▶ _STATED PROBLEM_
Determine how many lines of the material hold the string "родителине" and reply with only that number.

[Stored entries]
****

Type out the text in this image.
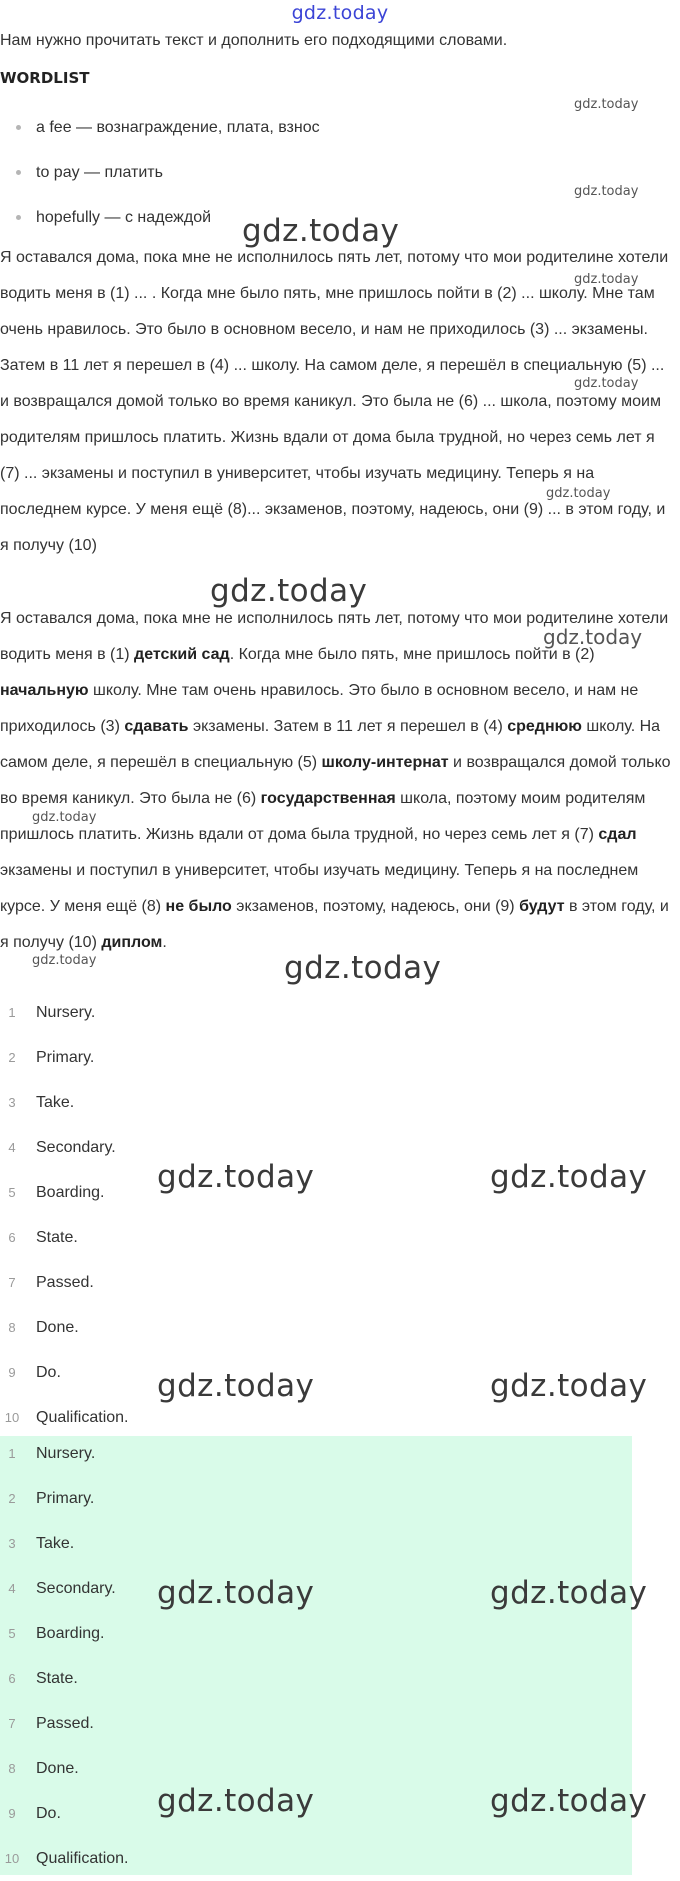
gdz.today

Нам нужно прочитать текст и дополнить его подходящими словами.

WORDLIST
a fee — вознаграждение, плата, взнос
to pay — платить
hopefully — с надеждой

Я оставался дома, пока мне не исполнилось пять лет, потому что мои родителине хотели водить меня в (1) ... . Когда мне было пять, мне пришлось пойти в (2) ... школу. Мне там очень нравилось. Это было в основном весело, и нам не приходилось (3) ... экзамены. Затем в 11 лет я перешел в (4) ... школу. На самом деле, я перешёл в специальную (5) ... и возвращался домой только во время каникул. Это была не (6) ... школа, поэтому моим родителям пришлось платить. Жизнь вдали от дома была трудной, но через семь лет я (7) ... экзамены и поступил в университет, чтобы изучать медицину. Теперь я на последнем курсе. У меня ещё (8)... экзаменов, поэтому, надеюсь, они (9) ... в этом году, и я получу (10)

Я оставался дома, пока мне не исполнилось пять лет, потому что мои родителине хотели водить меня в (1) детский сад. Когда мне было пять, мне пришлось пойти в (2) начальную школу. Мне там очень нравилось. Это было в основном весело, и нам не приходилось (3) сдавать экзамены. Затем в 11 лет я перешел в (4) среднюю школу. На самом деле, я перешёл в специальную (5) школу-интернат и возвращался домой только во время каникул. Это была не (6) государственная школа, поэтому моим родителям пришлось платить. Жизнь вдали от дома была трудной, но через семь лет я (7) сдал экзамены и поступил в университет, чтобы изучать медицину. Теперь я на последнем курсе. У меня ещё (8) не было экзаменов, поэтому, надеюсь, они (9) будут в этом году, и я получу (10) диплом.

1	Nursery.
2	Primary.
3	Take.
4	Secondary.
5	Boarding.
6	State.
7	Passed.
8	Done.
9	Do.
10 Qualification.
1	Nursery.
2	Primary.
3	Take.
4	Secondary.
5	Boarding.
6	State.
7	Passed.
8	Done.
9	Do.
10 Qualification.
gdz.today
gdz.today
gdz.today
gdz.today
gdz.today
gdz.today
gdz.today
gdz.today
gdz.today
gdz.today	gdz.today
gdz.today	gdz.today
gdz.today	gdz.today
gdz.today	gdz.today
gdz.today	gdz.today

****

▶ _RESULT OF THE TASK_
2